== WRITTEN INSTRUCTION ==
Without the pictures, print each of the records below exactly as it appears.

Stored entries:
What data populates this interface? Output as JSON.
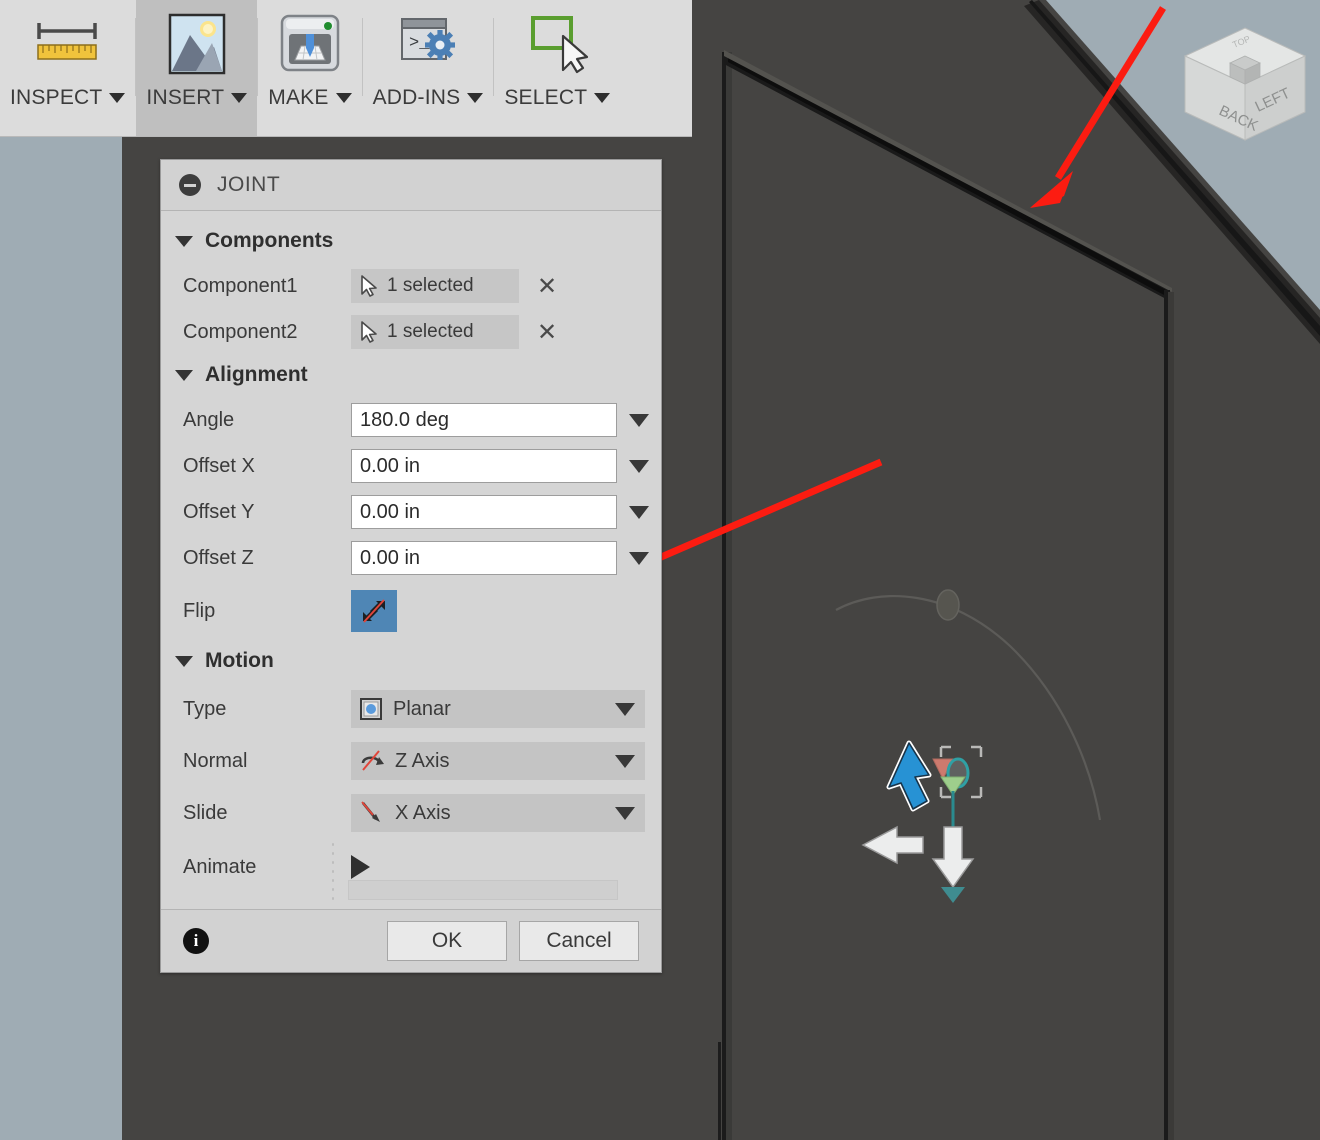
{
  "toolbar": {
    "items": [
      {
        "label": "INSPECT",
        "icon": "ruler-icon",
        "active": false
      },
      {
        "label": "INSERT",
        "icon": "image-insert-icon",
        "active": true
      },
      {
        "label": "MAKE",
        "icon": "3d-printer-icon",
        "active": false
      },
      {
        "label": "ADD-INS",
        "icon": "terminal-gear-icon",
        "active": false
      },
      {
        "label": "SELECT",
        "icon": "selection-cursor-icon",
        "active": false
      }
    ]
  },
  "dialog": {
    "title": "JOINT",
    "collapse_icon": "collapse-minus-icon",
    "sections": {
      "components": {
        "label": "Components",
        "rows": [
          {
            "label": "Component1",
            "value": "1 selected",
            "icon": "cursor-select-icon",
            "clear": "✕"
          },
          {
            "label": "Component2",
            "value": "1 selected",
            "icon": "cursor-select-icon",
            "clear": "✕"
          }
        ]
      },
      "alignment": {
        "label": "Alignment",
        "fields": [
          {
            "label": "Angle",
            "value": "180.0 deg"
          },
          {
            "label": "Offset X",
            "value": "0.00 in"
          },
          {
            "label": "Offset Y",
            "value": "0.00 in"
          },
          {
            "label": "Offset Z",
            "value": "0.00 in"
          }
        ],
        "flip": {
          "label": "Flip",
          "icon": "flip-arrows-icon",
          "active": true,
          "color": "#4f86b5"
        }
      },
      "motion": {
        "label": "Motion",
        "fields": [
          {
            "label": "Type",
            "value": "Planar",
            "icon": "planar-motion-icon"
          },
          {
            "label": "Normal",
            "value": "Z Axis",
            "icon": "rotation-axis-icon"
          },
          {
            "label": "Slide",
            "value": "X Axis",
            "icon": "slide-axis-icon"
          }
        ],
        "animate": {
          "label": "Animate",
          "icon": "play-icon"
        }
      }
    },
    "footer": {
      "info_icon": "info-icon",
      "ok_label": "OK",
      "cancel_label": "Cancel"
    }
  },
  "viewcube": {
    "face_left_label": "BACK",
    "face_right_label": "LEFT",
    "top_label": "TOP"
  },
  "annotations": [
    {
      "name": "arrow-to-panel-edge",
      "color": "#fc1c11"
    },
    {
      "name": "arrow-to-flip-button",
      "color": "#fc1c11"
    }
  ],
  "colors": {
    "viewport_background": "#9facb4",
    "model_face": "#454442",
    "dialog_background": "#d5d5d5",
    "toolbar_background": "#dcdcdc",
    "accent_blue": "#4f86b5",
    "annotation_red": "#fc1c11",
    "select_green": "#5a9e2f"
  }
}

== SOLUTION TO THIS EXERCISE ==
What data populates this interface? Output as JSON.
{
  "toolbar": {
    "items": [
      {
        "label": "INSPECT",
        "icon": "ruler-icon",
        "active": false
      },
      {
        "label": "INSERT",
        "icon": "image-insert-icon",
        "active": true
      },
      {
        "label": "MAKE",
        "icon": "3d-printer-icon",
        "active": false
      },
      {
        "label": "ADD-INS",
        "icon": "terminal-gear-icon",
        "active": false
      },
      {
        "label": "SELECT",
        "icon": "selection-cursor-icon",
        "active": false
      }
    ]
  },
  "dialog": {
    "title": "JOINT",
    "collapse_icon": "collapse-minus-icon",
    "sections": {
      "components": {
        "label": "Components",
        "rows": [
          {
            "label": "Component1",
            "value": "1 selected",
            "icon": "cursor-select-icon",
            "clear": "✕"
          },
          {
            "label": "Component2",
            "value": "1 selected",
            "icon": "cursor-select-icon",
            "clear": "✕"
          }
        ]
      },
      "alignment": {
        "label": "Alignment",
        "fields": [
          {
            "label": "Angle",
            "value": "180.0 deg"
          },
          {
            "label": "Offset X",
            "value": "0.00 in"
          },
          {
            "label": "Offset Y",
            "value": "0.00 in"
          },
          {
            "label": "Offset Z",
            "value": "0.00 in"
          }
        ],
        "flip": {
          "label": "Flip",
          "icon": "flip-arrows-icon",
          "active": true,
          "color": "#4f86b5"
        }
      },
      "motion": {
        "label": "Motion",
        "fields": [
          {
            "label": "Type",
            "value": "Planar",
            "icon": "planar-motion-icon"
          },
          {
            "label": "Normal",
            "value": "Z Axis",
            "icon": "rotation-axis-icon"
          },
          {
            "label": "Slide",
            "value": "X Axis",
            "icon": "slide-axis-icon"
          }
        ],
        "animate": {
          "label": "Animate",
          "icon": "play-icon"
        }
      }
    },
    "footer": {
      "info_icon": "info-icon",
      "ok_label": "OK",
      "cancel_label": "Cancel"
    }
  },
  "viewcube": {
    "face_left_label": "BACK",
    "face_right_label": "LEFT",
    "top_label": "TOP"
  },
  "annotations": [
    {
      "name": "arrow-to-panel-edge",
      "color": "#fc1c11"
    },
    {
      "name": "arrow-to-flip-button",
      "color": "#fc1c11"
    }
  ],
  "colors": {
    "viewport_background": "#9facb4",
    "model_face": "#454442",
    "dialog_background": "#d5d5d5",
    "toolbar_background": "#dcdcdc",
    "accent_blue": "#4f86b5",
    "annotation_red": "#fc1c11",
    "select_green": "#5a9e2f"
  }
}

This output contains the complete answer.